--- Data supplied ---

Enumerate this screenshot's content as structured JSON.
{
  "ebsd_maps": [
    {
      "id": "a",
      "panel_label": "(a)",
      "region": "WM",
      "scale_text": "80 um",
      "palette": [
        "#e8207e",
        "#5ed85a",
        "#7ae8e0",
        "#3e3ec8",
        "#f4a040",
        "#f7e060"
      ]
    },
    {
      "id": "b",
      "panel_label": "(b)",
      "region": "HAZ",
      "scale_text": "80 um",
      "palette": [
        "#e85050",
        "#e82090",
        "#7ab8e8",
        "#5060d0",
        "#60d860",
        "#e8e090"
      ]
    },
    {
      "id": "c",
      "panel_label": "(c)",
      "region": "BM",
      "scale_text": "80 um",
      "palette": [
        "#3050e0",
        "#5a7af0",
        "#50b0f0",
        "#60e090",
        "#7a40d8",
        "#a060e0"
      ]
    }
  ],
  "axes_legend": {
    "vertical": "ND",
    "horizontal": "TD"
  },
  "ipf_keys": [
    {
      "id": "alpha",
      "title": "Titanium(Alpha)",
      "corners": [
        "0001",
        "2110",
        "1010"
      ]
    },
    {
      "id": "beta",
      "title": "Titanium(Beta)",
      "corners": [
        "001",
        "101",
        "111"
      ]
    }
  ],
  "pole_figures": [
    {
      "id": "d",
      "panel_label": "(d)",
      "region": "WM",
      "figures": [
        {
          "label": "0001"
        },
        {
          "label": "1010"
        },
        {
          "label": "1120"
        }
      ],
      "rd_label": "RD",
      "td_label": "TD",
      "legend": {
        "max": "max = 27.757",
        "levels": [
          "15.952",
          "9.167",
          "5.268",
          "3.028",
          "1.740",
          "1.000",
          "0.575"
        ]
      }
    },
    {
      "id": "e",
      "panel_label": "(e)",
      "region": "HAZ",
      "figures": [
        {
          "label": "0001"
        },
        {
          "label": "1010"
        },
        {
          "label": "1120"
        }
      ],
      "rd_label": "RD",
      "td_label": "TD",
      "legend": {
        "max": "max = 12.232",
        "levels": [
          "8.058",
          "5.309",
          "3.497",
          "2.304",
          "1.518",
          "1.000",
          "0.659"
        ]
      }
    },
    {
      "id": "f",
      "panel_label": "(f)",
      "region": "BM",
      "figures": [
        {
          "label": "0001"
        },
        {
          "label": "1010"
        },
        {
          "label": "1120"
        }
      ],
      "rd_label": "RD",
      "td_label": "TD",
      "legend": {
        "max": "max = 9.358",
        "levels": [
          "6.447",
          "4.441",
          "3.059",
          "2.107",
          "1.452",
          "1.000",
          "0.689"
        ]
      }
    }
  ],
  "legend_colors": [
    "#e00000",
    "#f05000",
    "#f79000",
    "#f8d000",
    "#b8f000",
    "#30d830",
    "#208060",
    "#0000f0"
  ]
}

---

| Problem details |
Using the data above, copy each line that contains "Titanium".

| Result of the exercise |
      "title": "Titanium(Alpha)",
      "title": "Titanium(Beta)",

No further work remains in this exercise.